(Stored data entries)
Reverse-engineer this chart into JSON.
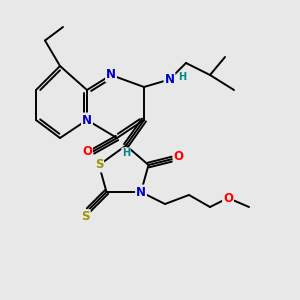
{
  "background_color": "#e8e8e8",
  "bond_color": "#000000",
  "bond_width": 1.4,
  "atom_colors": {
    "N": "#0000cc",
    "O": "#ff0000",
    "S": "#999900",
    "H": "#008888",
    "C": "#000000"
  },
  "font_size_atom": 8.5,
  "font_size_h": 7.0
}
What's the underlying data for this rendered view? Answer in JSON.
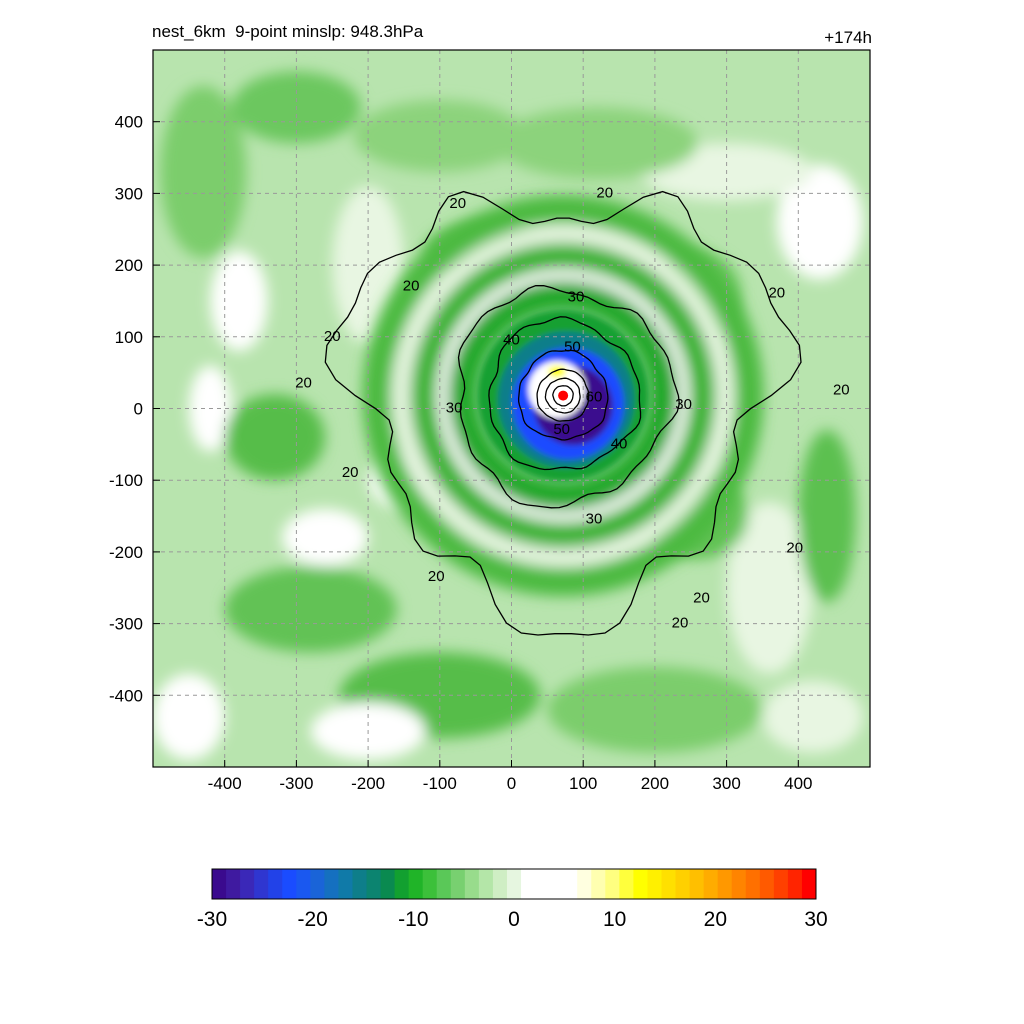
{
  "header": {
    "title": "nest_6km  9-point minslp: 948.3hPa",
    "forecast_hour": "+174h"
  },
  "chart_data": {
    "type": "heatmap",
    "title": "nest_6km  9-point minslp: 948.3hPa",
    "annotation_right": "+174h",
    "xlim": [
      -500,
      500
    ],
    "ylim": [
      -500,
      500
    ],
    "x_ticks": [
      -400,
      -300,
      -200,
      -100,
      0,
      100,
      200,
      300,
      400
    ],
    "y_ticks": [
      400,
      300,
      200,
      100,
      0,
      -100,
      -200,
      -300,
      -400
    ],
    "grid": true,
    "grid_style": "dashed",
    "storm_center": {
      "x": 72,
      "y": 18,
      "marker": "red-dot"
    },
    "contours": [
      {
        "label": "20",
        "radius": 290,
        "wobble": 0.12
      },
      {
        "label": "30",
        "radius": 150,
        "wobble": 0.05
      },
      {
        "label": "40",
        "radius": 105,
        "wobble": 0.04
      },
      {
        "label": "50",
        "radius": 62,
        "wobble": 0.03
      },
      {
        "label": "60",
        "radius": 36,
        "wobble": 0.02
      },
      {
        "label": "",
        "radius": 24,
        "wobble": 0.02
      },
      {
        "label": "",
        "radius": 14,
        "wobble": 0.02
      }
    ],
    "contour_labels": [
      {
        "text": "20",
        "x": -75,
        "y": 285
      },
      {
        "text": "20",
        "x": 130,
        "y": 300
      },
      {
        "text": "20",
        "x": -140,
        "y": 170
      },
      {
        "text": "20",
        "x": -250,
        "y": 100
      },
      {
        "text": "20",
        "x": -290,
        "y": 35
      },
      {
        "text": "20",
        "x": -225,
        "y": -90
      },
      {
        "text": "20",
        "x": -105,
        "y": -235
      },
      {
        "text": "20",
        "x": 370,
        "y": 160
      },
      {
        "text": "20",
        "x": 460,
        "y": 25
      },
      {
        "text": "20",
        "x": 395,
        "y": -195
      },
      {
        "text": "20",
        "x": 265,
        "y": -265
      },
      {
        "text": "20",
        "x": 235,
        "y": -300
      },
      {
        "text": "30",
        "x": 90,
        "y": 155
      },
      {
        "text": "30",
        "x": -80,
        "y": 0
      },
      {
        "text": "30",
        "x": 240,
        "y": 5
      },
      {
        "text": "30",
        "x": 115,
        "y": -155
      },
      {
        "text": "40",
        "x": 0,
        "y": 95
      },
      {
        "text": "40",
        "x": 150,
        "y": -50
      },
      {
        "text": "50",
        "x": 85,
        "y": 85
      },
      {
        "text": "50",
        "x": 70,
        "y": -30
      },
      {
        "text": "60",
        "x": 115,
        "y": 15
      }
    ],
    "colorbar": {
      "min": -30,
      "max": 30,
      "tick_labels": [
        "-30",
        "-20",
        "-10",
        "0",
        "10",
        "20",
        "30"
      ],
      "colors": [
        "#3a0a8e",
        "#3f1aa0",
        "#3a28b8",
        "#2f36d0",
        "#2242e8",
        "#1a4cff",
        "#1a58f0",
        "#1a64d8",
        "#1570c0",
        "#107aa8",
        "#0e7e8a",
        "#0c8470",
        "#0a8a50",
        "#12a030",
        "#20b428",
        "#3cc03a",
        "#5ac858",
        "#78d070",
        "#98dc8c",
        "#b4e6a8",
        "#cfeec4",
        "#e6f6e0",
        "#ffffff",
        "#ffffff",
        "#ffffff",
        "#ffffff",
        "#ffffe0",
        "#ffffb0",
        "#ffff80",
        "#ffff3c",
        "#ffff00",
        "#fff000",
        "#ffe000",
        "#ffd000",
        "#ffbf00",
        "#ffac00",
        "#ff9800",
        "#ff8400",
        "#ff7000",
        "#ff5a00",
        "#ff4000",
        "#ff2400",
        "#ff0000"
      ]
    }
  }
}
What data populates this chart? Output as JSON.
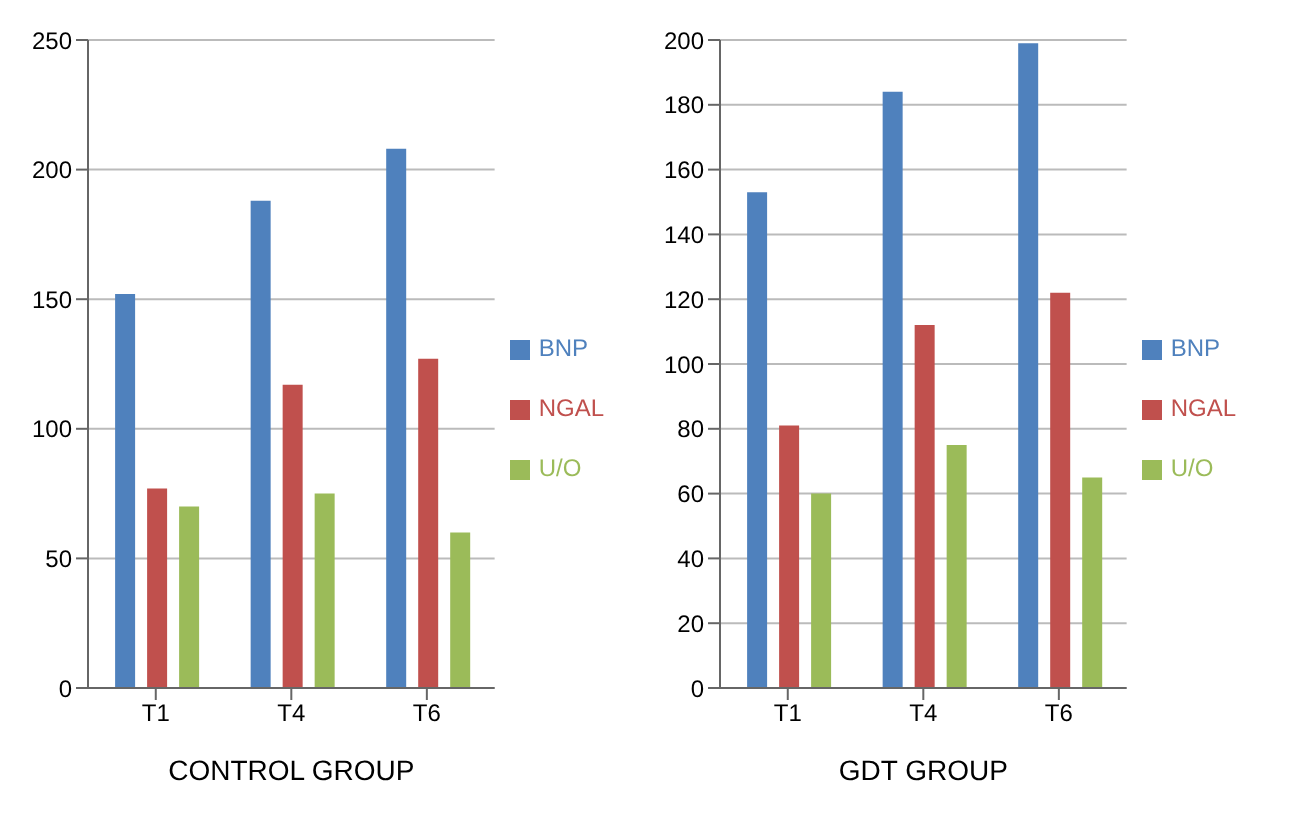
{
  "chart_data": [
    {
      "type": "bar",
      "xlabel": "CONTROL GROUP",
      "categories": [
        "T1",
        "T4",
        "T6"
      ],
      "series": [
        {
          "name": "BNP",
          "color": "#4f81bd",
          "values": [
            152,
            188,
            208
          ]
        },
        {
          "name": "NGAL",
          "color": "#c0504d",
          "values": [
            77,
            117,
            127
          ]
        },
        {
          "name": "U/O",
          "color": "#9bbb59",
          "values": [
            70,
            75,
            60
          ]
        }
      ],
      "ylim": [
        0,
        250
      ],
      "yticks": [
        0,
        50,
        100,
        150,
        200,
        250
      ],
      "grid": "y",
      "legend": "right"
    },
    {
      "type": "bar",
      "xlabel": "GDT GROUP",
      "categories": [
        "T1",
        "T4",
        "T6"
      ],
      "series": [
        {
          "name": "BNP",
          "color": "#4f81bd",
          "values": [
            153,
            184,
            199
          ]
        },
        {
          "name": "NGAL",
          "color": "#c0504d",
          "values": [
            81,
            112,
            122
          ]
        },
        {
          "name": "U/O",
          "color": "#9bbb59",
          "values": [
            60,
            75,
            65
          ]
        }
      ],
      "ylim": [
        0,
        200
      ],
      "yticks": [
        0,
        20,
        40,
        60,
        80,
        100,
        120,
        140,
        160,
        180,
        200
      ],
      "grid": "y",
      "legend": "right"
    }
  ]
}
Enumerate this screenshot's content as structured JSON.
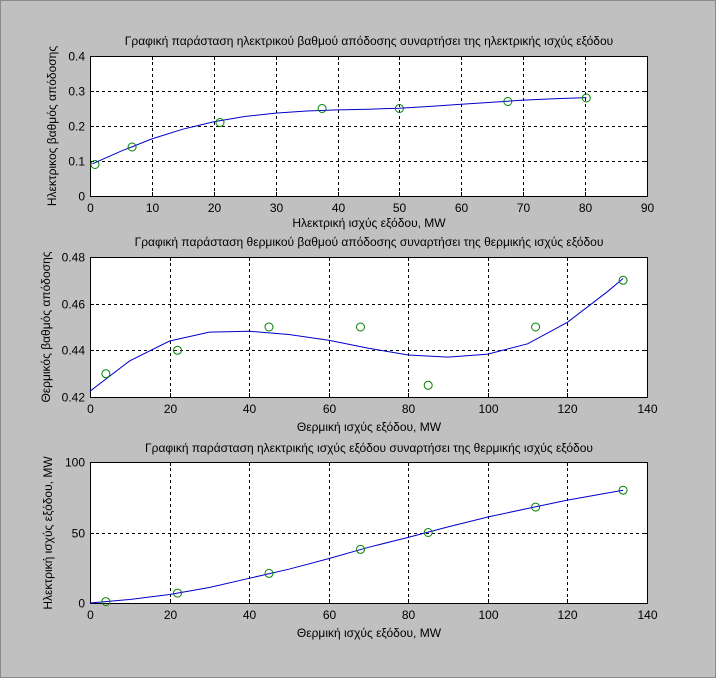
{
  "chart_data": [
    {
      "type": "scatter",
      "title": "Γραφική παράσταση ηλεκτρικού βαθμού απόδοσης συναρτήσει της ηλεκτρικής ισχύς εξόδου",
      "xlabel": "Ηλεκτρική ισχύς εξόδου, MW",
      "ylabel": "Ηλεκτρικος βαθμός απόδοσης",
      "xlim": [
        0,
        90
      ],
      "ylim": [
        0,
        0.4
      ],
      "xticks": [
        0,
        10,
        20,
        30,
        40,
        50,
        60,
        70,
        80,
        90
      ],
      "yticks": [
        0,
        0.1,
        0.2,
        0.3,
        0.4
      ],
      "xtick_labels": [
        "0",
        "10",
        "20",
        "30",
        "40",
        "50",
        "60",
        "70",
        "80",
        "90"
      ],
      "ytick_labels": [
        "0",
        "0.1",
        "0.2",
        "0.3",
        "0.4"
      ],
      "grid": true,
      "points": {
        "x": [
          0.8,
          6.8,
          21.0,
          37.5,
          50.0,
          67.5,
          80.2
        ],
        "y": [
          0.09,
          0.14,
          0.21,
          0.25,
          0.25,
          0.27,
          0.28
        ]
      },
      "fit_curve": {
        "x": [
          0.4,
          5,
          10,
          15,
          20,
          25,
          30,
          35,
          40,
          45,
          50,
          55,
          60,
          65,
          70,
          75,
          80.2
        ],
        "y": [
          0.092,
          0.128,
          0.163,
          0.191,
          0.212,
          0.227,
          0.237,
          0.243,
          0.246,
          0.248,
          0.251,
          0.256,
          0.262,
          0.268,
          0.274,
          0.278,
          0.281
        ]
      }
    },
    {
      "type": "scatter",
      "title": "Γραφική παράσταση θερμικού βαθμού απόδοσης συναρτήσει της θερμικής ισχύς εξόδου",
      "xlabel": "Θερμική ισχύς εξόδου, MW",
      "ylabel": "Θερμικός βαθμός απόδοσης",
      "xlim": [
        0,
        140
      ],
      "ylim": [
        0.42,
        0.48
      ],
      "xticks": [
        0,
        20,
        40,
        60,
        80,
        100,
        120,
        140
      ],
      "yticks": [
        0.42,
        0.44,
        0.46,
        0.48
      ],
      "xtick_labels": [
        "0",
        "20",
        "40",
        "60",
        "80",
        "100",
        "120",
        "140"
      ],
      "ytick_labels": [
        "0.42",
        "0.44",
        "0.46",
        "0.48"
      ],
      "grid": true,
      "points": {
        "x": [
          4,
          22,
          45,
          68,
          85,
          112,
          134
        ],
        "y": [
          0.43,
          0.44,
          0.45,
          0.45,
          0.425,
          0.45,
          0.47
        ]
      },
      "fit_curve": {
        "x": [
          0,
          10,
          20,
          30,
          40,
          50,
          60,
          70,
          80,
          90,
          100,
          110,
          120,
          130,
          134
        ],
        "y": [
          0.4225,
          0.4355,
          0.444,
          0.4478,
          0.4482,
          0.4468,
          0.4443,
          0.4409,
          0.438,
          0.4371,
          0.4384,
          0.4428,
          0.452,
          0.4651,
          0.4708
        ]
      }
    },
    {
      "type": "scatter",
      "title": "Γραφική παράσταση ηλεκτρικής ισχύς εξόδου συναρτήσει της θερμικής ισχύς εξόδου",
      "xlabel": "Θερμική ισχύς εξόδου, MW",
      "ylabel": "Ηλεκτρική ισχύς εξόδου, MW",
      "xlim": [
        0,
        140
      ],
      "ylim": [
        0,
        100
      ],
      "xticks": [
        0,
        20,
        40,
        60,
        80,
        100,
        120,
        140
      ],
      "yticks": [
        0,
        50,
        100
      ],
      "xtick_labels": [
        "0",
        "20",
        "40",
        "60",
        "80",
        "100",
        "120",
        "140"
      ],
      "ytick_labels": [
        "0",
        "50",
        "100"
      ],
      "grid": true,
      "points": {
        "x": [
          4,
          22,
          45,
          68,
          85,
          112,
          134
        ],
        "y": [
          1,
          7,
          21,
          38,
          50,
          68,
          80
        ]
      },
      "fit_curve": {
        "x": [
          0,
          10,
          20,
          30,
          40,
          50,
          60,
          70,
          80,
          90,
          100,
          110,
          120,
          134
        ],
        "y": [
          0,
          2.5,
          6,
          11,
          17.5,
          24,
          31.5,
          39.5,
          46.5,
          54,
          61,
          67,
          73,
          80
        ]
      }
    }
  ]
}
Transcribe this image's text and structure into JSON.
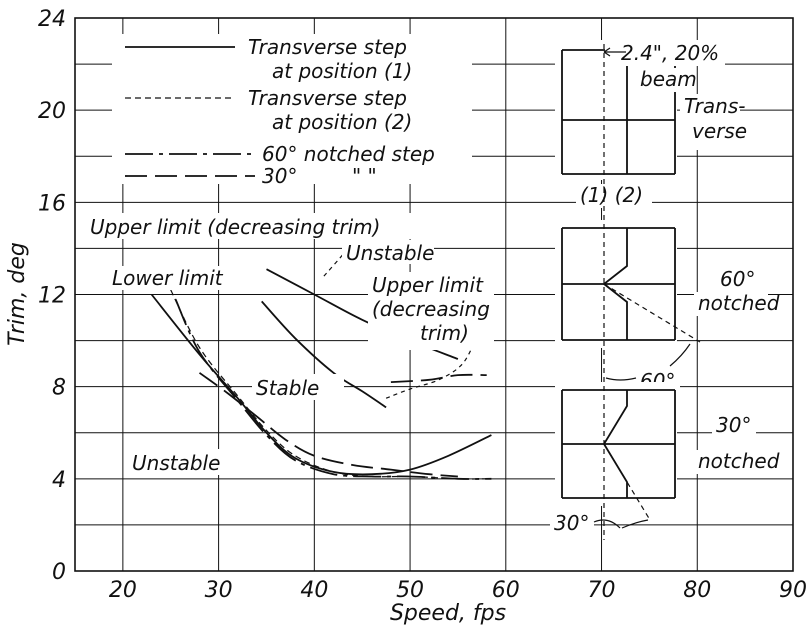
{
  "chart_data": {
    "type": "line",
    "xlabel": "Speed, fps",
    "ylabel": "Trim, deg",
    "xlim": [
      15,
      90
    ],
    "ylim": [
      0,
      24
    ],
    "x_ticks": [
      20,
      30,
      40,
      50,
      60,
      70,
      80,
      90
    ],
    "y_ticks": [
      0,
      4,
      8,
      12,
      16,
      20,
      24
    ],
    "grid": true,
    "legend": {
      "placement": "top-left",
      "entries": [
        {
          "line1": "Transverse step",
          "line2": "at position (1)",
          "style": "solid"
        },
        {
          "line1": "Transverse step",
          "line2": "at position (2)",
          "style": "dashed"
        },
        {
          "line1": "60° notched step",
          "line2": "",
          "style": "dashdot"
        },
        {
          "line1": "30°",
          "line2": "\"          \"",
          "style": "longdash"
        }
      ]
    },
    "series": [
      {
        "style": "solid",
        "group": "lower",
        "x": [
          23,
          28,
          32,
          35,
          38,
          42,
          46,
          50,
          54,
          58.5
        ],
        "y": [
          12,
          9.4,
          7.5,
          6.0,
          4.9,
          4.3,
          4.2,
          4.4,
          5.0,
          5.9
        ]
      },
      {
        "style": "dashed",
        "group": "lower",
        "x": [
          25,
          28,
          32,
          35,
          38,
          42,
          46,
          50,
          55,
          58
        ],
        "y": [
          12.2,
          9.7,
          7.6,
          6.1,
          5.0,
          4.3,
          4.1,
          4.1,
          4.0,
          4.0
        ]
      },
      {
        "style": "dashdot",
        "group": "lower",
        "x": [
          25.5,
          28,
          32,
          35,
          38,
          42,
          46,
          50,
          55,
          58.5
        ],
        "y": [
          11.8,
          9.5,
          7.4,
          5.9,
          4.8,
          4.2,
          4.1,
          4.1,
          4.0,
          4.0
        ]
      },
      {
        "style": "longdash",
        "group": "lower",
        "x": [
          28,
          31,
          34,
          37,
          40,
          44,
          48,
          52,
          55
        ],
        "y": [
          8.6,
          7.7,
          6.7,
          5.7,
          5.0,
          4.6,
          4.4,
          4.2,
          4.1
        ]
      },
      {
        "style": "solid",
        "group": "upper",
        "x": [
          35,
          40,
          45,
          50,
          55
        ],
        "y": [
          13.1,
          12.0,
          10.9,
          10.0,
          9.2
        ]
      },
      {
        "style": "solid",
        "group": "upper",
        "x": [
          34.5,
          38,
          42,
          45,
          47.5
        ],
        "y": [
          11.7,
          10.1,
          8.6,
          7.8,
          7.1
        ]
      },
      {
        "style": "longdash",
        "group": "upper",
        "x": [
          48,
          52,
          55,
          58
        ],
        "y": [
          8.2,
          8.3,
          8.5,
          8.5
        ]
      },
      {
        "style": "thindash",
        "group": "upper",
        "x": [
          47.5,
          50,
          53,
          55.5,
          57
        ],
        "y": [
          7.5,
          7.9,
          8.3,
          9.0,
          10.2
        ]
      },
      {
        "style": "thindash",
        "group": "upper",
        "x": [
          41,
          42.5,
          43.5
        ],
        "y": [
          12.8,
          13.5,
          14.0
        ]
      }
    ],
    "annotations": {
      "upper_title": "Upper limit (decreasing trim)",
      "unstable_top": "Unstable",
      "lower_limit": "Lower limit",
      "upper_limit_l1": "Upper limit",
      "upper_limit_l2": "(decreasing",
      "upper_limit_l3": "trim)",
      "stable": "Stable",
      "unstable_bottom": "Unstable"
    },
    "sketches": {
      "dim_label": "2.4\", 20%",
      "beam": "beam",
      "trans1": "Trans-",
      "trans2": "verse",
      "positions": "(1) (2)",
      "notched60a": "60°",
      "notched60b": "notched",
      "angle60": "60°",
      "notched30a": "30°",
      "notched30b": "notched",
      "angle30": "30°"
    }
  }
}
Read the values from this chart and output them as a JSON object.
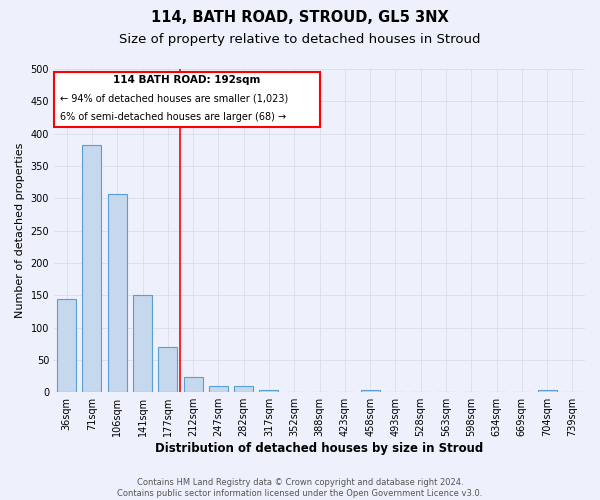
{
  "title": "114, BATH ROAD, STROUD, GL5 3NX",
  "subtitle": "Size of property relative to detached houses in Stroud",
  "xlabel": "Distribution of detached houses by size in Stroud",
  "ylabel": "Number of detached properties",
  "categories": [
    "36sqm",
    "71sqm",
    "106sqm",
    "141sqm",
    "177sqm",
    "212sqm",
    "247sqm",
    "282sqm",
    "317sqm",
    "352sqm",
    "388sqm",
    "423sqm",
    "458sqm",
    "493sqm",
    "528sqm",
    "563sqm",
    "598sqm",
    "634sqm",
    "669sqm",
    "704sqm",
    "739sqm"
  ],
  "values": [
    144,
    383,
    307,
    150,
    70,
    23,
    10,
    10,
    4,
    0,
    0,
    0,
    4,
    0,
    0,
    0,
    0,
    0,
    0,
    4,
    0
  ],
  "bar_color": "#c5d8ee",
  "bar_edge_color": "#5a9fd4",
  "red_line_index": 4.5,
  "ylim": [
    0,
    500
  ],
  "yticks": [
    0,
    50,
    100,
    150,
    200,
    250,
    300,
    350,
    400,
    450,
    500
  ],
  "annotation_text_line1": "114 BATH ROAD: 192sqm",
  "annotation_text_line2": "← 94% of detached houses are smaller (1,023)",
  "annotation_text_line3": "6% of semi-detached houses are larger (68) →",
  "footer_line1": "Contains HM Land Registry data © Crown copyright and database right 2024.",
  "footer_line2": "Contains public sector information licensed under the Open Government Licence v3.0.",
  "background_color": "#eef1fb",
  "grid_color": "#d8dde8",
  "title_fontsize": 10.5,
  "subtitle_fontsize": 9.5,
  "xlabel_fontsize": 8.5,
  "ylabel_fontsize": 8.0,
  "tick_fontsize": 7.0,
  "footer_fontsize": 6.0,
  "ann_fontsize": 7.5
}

EXERCISE OBJECTIVE — Select and copy every line of the listing with the word "Contains".

FINISHED EXERCISE —
  "footer_line1": "Contains HM Land Registry data © Crown copyright and database right 2024.",
  "footer_line2": "Contains public sector information licensed under the Open Government Licence v3.0.",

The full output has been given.